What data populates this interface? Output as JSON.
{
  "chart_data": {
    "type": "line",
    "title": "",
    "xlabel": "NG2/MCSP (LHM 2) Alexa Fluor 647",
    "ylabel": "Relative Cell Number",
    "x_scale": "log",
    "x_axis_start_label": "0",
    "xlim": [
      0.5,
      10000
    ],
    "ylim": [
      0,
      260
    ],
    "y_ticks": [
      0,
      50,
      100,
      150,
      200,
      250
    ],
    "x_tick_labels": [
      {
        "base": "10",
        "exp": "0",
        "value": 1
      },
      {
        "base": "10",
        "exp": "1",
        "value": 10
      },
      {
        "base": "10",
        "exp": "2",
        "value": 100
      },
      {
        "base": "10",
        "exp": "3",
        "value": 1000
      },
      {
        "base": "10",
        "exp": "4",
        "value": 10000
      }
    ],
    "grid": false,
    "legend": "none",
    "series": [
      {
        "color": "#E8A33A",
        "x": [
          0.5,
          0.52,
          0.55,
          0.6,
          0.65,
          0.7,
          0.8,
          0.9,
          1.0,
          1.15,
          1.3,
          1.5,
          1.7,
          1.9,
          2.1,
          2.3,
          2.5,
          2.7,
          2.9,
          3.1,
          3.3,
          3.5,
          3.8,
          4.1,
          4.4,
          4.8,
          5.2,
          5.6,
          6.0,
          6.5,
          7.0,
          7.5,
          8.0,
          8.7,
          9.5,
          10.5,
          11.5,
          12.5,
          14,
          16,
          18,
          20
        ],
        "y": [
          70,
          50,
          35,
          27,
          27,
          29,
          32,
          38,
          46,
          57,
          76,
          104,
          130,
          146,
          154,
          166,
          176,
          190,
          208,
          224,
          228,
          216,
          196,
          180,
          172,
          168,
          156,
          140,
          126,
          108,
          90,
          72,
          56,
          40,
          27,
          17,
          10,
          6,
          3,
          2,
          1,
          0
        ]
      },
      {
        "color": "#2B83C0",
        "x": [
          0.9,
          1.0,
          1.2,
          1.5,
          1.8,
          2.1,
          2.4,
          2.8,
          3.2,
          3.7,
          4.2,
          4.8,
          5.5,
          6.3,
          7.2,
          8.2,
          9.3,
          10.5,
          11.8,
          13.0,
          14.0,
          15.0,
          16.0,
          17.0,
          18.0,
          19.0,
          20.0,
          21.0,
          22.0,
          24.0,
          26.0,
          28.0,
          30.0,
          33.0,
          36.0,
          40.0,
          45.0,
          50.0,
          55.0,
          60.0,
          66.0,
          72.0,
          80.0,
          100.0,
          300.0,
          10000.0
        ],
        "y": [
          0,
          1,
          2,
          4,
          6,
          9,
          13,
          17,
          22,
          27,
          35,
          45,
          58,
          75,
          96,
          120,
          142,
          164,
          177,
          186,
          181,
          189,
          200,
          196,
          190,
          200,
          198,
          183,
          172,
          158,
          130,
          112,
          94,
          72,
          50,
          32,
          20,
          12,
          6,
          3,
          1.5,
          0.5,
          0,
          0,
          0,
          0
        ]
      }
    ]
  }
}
-------------------------
▶ Problem description:
Output the records above in their entirety, exactly.

▶ Finished answer:
What data populates this interface? Output as JSON.
{
  "chart_data": {
    "type": "line",
    "title": "",
    "xlabel": "NG2/MCSP (LHM 2) Alexa Fluor 647",
    "ylabel": "Relative Cell Number",
    "x_scale": "log",
    "x_axis_start_label": "0",
    "xlim": [
      0.5,
      10000
    ],
    "ylim": [
      0,
      260
    ],
    "y_ticks": [
      0,
      50,
      100,
      150,
      200,
      250
    ],
    "x_tick_labels": [
      {
        "base": "10",
        "exp": "0",
        "value": 1
      },
      {
        "base": "10",
        "exp": "1",
        "value": 10
      },
      {
        "base": "10",
        "exp": "2",
        "value": 100
      },
      {
        "base": "10",
        "exp": "3",
        "value": 1000
      },
      {
        "base": "10",
        "exp": "4",
        "value": 10000
      }
    ],
    "grid": false,
    "legend": "none",
    "series": [
      {
        "color": "#E8A33A",
        "x": [
          0.5,
          0.52,
          0.55,
          0.6,
          0.65,
          0.7,
          0.8,
          0.9,
          1.0,
          1.15,
          1.3,
          1.5,
          1.7,
          1.9,
          2.1,
          2.3,
          2.5,
          2.7,
          2.9,
          3.1,
          3.3,
          3.5,
          3.8,
          4.1,
          4.4,
          4.8,
          5.2,
          5.6,
          6.0,
          6.5,
          7.0,
          7.5,
          8.0,
          8.7,
          9.5,
          10.5,
          11.5,
          12.5,
          14,
          16,
          18,
          20
        ],
        "y": [
          70,
          50,
          35,
          27,
          27,
          29,
          32,
          38,
          46,
          57,
          76,
          104,
          130,
          146,
          154,
          166,
          176,
          190,
          208,
          224,
          228,
          216,
          196,
          180,
          172,
          168,
          156,
          140,
          126,
          108,
          90,
          72,
          56,
          40,
          27,
          17,
          10,
          6,
          3,
          2,
          1,
          0
        ]
      },
      {
        "color": "#2B83C0",
        "x": [
          0.9,
          1.0,
          1.2,
          1.5,
          1.8,
          2.1,
          2.4,
          2.8,
          3.2,
          3.7,
          4.2,
          4.8,
          5.5,
          6.3,
          7.2,
          8.2,
          9.3,
          10.5,
          11.8,
          13.0,
          14.0,
          15.0,
          16.0,
          17.0,
          18.0,
          19.0,
          20.0,
          21.0,
          22.0,
          24.0,
          26.0,
          28.0,
          30.0,
          33.0,
          36.0,
          40.0,
          45.0,
          50.0,
          55.0,
          60.0,
          66.0,
          72.0,
          80.0,
          100.0,
          300.0,
          10000.0
        ],
        "y": [
          0,
          1,
          2,
          4,
          6,
          9,
          13,
          17,
          22,
          27,
          35,
          45,
          58,
          75,
          96,
          120,
          142,
          164,
          177,
          186,
          181,
          189,
          200,
          196,
          190,
          200,
          198,
          183,
          172,
          158,
          130,
          112,
          94,
          72,
          50,
          32,
          20,
          12,
          6,
          3,
          1.5,
          0.5,
          0,
          0,
          0,
          0
        ]
      }
    ]
  }
}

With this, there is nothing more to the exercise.